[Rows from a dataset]
———

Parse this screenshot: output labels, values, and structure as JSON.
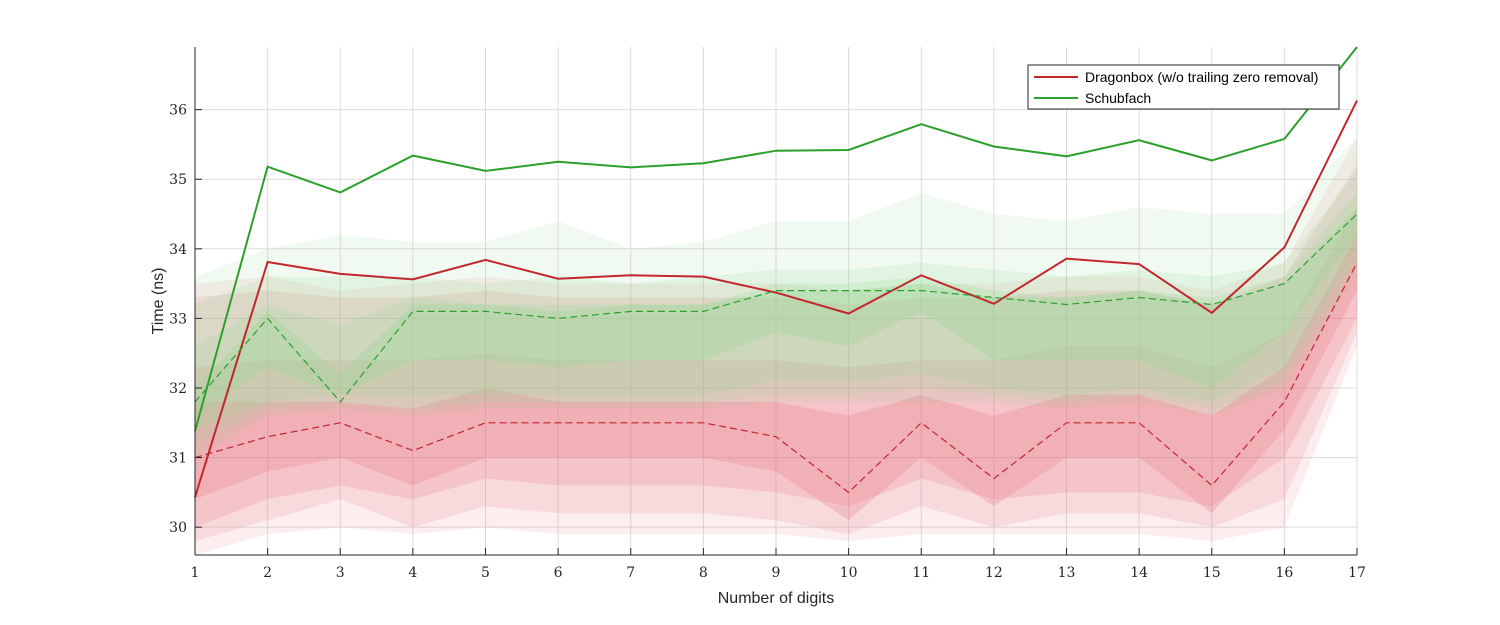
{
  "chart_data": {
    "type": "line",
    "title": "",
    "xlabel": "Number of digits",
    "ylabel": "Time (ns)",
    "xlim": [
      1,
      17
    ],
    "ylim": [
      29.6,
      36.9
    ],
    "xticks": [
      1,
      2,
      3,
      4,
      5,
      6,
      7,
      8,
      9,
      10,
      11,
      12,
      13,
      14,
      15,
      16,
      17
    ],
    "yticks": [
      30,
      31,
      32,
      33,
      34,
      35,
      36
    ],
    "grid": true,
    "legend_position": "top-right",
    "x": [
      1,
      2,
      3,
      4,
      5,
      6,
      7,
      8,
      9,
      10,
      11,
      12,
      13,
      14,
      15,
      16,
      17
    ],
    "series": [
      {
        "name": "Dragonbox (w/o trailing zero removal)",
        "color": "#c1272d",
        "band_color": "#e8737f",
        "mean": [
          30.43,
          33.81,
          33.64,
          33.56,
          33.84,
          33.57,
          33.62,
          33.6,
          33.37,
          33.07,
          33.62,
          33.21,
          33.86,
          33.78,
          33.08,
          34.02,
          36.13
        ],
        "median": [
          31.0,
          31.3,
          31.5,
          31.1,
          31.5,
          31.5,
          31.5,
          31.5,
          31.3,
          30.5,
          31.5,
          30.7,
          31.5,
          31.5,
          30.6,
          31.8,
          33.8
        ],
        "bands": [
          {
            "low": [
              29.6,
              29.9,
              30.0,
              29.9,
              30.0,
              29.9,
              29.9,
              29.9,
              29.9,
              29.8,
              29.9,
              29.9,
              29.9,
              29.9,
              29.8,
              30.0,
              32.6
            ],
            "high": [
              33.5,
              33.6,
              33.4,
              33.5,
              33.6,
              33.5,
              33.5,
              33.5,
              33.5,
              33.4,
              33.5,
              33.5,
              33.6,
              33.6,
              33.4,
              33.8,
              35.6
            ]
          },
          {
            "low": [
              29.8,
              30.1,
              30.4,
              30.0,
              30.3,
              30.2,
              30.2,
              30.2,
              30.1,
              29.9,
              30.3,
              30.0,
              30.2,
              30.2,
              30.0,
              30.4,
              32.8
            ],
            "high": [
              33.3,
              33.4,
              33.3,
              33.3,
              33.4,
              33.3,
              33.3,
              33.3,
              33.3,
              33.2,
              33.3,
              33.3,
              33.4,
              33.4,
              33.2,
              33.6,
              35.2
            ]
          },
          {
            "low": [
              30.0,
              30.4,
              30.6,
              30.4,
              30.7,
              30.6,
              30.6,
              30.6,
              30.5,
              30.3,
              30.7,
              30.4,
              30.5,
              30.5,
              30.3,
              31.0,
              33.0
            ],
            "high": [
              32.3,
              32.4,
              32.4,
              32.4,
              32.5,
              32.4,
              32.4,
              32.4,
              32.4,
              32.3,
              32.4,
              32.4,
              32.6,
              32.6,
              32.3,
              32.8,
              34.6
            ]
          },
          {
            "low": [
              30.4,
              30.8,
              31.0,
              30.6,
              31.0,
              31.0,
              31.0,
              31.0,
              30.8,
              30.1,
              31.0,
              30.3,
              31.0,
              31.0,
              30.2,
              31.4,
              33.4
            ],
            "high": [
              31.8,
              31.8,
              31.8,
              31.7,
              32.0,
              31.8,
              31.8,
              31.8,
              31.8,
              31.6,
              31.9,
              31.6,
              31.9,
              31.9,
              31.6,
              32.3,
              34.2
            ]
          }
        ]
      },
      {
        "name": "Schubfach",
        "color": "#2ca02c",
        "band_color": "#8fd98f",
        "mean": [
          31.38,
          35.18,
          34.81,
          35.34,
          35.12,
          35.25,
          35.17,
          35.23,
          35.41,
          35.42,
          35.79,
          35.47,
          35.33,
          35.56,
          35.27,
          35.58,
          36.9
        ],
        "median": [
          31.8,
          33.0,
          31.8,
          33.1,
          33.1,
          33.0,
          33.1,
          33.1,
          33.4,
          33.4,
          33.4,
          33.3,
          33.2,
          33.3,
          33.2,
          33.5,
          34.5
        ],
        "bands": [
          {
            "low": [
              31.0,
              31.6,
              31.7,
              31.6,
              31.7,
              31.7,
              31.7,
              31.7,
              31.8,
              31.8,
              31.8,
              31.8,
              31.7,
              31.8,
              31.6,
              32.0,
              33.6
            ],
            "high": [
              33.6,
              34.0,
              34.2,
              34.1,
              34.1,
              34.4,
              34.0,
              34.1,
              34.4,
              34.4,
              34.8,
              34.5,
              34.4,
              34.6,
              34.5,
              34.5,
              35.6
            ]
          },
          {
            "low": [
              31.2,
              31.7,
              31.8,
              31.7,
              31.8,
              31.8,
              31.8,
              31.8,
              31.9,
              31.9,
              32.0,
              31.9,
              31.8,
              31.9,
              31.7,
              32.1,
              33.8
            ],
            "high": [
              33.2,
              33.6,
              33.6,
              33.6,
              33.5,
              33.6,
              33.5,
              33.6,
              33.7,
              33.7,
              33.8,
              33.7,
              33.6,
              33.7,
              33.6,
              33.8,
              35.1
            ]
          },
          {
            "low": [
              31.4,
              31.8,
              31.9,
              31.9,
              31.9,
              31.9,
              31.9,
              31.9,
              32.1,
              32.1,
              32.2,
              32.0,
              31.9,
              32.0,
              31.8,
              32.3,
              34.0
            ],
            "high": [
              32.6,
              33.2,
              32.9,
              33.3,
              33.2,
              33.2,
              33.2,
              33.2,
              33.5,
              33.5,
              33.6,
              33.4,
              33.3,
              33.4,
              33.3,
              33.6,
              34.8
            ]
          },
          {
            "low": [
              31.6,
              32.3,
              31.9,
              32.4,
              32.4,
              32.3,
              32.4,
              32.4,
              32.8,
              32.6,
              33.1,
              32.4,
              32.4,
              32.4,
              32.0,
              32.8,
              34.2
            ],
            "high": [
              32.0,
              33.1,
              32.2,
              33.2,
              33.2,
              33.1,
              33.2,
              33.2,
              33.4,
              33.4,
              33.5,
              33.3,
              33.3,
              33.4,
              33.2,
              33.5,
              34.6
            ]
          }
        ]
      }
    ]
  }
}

———

YOUR TASK » Copy every line above that holds the word "name".

SOLVED PROBLEM »
        "name": "Dragonbox (w/o trailing zero removal)",
        "name": "Schubfach",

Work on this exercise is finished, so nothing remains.